[What is needed]: Reproduce word for word the part of the CannaKids text below that opens with the words containing "Tracy Ryan then" and closes with "keep to herself.".

[Text provided]:
Tracy Ryan then took a turn to talk about Lau Ola’s product plans in conjunction with CannaKids, starting with the story of CannaKids.

Tracy’s daughter Sophie was diagnosed with an Optic Pathway Glioma Tumor (OPG) at 8 and ½ months of age. This tumor could have killed her, and would most likely have left her blind from childhood. Yet after researching and trying medical cannabis, Sophie now has full vision, and the tumor actually shrank! (A kind of tumor that is not known to shrink via other treatments). This inspired Tracy to found CannaKids, because a working cancer treatment was not a secret she could keep to herself.

CannaKids works with the Technion – Israel Institute of Technology and other reputable research centers around the world to develop formulations and dosing protocols and to run clinical human trials to create better medicines. They have been able to treat 500 patients in just the last one and half years and the survival stories are amazing – some patients have gone from terminal to cancer free in 90 days. They have seen success with sever pain, war veterans PTSD, epileptic seizures, and even autism. Survival can’t be denied, it is real, true medicine. CannaKids is continuing to fund cancer research – including an exclusive partnership with Dr. David Meiri at the Laboratory of Cancer and a partnership with the Biology and Cannabinoid Research section at the Technicon – Israel Institute of Technology. Technion is the only University performing clinical studies based on Cannabinoid research and investigating the theraputic potential of cannabinoids for adults, kids, and cancer.

[Recorded data]
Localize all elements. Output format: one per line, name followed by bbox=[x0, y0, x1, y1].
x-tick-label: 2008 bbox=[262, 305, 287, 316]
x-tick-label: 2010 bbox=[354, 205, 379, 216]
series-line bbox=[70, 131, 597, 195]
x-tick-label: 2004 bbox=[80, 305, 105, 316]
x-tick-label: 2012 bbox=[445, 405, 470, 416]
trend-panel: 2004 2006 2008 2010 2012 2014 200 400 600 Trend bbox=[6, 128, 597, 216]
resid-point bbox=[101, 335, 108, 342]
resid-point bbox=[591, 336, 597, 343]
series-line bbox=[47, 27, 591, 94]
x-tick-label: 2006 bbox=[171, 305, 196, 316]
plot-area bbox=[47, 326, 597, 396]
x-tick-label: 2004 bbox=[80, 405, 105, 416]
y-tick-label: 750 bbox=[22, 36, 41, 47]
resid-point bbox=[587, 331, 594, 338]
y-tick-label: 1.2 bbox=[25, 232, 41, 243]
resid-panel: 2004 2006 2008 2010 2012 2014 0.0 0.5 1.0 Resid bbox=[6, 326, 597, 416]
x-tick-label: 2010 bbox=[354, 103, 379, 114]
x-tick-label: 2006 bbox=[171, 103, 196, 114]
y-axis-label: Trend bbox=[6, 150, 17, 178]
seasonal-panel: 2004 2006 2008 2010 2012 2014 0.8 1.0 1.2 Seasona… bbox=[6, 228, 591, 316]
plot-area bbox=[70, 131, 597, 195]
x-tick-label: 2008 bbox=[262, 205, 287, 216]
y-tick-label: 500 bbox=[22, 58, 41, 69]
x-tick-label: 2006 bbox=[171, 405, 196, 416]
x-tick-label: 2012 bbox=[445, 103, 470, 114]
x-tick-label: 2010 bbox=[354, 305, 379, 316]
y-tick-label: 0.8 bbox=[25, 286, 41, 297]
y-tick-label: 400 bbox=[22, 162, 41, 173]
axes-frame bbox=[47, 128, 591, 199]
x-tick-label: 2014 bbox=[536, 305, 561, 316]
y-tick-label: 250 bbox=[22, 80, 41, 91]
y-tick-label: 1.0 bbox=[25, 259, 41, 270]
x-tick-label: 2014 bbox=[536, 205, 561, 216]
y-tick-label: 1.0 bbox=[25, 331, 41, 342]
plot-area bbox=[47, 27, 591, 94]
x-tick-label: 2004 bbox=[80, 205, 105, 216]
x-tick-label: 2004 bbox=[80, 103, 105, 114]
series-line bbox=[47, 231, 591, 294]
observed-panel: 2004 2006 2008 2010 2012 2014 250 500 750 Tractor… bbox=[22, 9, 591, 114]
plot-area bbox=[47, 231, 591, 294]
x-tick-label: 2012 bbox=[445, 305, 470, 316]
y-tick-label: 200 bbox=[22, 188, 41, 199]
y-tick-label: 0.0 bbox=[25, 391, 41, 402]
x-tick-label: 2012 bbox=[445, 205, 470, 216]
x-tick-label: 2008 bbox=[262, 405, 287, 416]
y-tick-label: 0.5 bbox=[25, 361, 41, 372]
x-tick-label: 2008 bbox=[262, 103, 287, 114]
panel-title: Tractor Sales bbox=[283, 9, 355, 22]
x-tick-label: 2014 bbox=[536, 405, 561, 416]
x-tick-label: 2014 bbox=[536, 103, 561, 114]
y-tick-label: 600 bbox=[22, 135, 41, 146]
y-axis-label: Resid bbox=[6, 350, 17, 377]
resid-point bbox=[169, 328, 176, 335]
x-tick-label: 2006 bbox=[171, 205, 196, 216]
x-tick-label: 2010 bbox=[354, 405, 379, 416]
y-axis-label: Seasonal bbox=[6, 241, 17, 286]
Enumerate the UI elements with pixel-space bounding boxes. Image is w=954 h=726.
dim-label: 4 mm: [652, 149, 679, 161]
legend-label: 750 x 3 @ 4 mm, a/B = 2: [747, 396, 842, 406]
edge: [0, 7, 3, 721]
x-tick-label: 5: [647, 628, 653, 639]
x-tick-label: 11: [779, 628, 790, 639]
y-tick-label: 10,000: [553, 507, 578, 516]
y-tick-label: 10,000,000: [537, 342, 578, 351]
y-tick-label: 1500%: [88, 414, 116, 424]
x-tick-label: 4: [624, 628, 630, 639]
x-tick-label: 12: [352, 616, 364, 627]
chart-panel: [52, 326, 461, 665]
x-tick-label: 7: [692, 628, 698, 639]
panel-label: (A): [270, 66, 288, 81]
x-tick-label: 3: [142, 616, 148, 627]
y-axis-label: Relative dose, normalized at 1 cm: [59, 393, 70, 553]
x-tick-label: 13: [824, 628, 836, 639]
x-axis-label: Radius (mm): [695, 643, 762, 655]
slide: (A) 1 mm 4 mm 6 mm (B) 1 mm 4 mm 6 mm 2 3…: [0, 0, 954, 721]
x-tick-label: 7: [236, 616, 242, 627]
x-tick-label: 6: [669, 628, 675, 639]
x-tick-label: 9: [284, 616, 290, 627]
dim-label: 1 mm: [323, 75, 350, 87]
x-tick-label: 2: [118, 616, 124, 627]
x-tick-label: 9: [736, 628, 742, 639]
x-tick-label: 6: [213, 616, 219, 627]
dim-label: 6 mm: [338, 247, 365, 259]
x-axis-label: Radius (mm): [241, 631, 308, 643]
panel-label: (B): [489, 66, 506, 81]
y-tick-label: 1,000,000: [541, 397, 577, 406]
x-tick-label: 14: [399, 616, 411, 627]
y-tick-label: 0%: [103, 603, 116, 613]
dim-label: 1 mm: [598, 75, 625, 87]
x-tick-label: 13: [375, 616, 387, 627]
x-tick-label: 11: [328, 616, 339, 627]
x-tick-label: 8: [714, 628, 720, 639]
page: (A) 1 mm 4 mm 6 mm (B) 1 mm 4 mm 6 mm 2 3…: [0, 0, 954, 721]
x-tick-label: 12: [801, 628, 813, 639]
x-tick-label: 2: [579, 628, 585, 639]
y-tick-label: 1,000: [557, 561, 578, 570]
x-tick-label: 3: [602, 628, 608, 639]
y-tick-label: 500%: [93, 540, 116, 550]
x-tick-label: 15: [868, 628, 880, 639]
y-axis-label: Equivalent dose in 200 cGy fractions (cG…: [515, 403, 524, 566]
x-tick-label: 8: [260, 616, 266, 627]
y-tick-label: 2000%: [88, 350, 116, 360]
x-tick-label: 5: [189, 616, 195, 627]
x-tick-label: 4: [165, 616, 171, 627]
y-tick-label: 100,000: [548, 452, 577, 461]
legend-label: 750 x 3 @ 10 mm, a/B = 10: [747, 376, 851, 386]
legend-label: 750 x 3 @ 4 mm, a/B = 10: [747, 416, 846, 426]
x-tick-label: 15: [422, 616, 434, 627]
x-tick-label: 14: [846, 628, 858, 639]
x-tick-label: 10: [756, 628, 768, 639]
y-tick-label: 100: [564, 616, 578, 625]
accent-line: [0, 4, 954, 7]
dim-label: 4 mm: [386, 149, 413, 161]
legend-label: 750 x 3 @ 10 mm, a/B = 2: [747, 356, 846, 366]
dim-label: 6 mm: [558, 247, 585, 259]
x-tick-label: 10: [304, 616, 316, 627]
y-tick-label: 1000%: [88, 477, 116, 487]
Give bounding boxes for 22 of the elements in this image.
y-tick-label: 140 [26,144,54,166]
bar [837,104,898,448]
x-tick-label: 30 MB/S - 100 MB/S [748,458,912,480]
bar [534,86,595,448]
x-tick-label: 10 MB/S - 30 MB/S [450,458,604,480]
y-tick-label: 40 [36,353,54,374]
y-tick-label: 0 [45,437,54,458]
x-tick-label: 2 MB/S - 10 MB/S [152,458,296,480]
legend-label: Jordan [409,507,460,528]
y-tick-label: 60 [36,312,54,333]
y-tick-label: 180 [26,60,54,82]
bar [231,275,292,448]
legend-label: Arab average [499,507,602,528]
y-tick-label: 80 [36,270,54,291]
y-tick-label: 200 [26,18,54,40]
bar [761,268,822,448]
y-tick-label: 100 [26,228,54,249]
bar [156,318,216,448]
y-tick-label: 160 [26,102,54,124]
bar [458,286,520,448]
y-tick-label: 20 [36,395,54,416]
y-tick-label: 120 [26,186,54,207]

[Task answer]:
Tracy Ryan then took a turn to talk about Lau Ola’s product plans in conjunction with CannaKids, starting with the story of CannaKids.

Tracy’s daughter Sophie was diagnosed with an Optic Pathway Glioma Tumor (OPG) at 8 and ½ months of age. This tumor could have killed her, and would most likely have left her blind from childhood. Yet after researching and trying medical cannabis, Sophie now has full vision, and the tumor actually shrank! (A kind of tumor that is not known to shrink via other treatments). This inspired Tracy to found CannaKids, because a working cancer treatment was not a secret she could keep to herself.